─── Given text
There, now I feel a little better.

1 I usually don’t write about human rights issues, either, come to think of it. I usually write about more inane things, like Jewish pirates or birds wearing aprons. But let’s keep reading; I want to see where I’m going with this...
2 Well, not to their faces. What would be the point of that? Idiots don’t listen. It’s much easier to yell to like-minded individuals about idiots. That’s what I’ll do here.

Wednesday, January 6, 2010

And on the Thirteenth Day, He Rested

This afternoon a co-worker who had spent three years in Sweden remarked that today was the Swedish holiday of Trettondedag Jul, or “The Thirteenth Day of Christmas.” Well, too bad. The song only goes to twelve. I’m not getting any more gifts.

Denise promised.

The past two weeks have been very tiring. The holidays are exhausting on their own, but perhaps I was a little over-diligent in documenting my Christmas experience, since today I feel completely drained. During my vacation, which spanned nineteen days, I’d planned to spend much of my time working on my novel and getting photos up onto Flickr. I did neither. I’d planned to watch a slew of movies. I watched two.

Now that Christmas is (finally) over, it’s time for me to relax and get to all those things I’ve been neglecting for weeks. This may mean I won’t be updating The Wheel every day.1 But, with time, I think you’ll get used to it.

I know I will.

1 I’m kidding, of course. It will mean I won’t be updating every day.
──────
Short problem.
Answer these about the blog post:
(a) How many years had the co-worker spent in Sweden?
(b) What two topics does the writer give as examples of the "inane things" usually written about?
(c) How many movies did the writer watch during the vacation?
─── Excerpted data
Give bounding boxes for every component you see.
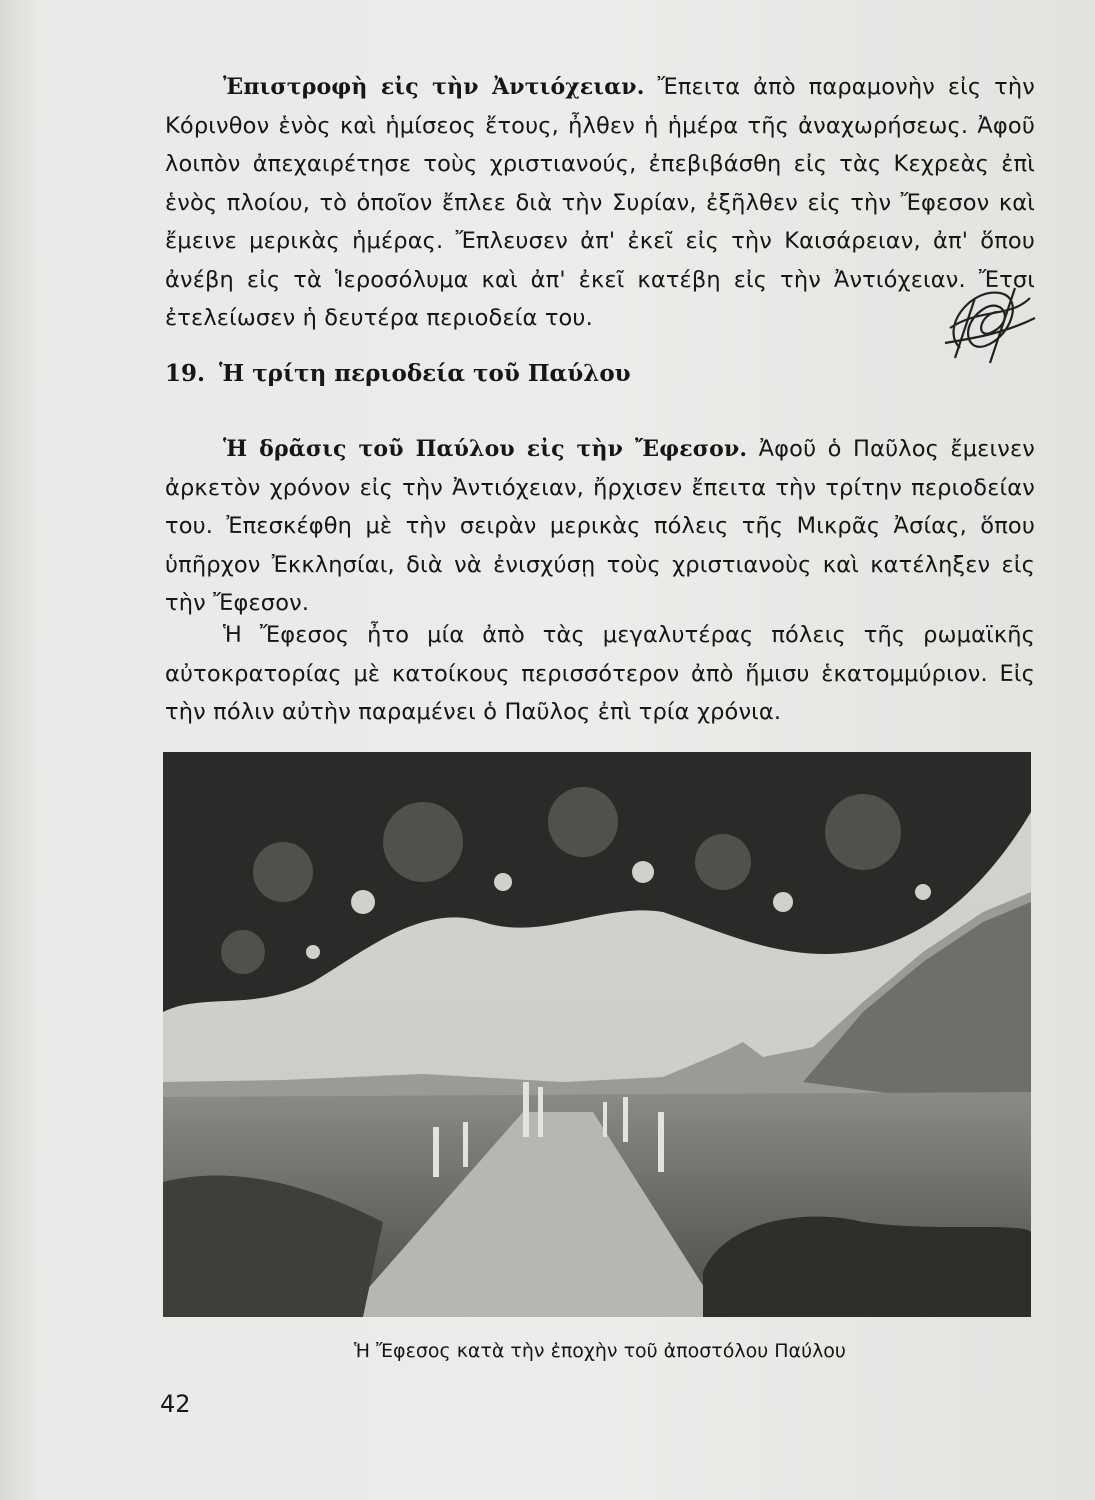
- paragraph-body: Ἀφοῦ ὁ Παῦλος ἔμεινεν ἀρκετὸν χρόνον εἰς τὴν Ἀντιόχειαν, ἤρχισεν ἔπειτα τὴν τρίτην περιοδείαν του. Ἐπεσκέφθη μὲ τὴν σειρὰν μερικὰς πόλεις τῆς Μικρᾶς Ἀσίας, ὅπου ὑπῆρχον Ἐκκλησίαι, διὰ νὰ ἐνισχύσῃ τοὺς χριστιανοὺς καὶ κατέληξεν εἰς τὴν Ἔφεσον.: [165, 436, 1035, 616]
- paragraph-return-to-antioch: [165, 68, 1035, 338]
- handwritten-scribble: [930, 268, 1040, 368]
- paragraph-action-in-ephesus: [165, 430, 1035, 623]
- section-heading: [165, 360, 765, 387]
- paragraph-lead-heading: Ἐπιστροφὴ εἰς τὴν Ἀντιόχειαν.: [223, 74, 645, 100]
- section-title: Ἡ τρίτη περιοδεία τοῦ Παύλου: [219, 360, 631, 387]
- paragraph-body: Ἔπειτα ἀπὸ παραμονὴν εἰς τὴν Κόρινθον ἑνὸς καὶ ἡμίσεος ἔτους, ἦλθεν ἡ ἡμέρα τῆς ἀναχωρήσεως. Ἀφοῦ λοιπὸν ἀπεχαιρέτησε τοὺς χριστιανούς, ἐπεβιβάσθη εἰς τὰς Κεχρεὰς ἐπὶ ἑνὸς πλοίου, τὸ ὁποῖον ἔπλεε διὰ τὴν Συρίαν, ἐξῆλθεν εἰς τὴν Ἔφεσον καὶ ἔμεινε μερικὰς ἡμέρας. Ἔπλευσεν ἀπ' ἐκεῖ εἰς τὴν Καισάρειαν, ἀπ' ὅπου ἀνέβη εἰς τὰ Ἱεροσόλυμα καὶ ἀπ' ἐκεῖ κατέβη εἰς τὴν Ἀντιόχειαν. Ἔτσι ἐτελείωσεν ἡ δευτέρα περιοδεία του.: [165, 74, 1036, 331]
- paragraph-lead-heading: Ἡ δρᾶσις τοῦ Παύλου εἰς τὴν Ἔφεσον.: [223, 436, 748, 462]
- paragraph-ephesus-city: [165, 616, 1035, 732]
- page-number: 42: [160, 1390, 191, 1418]
- section-number: 19.: [165, 360, 206, 387]
- ephesus-photograph: [163, 752, 1031, 1317]
- paragraph-body: Ἡ Ἔφεσος ἦτο μία ἀπὸ τὰς μεγαλυτέρας πόλεις τῆς ρωμαϊκῆς αὐτοκρατορίας μὲ κατοίκους περισσότερον ἀπὸ ἥμισυ ἑκατομμύριον. Εἰς τὴν πόλιν αὐτὴν παραμένει ὁ Παῦλος ἐπὶ τρία χρόνια.: [165, 622, 1035, 725]
- ephesus-ruins-image: [163, 752, 1031, 1317]
- figure-caption: Ἡ Ἔφεσος κατὰ τὴν ἐποχὴν τοῦ ἀποστόλου Παύλου: [354, 1340, 846, 1362]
──────
Solution for this task.
(a) Three years.
(b) Jewish pirates and birds wearing aprons.
(c) Two.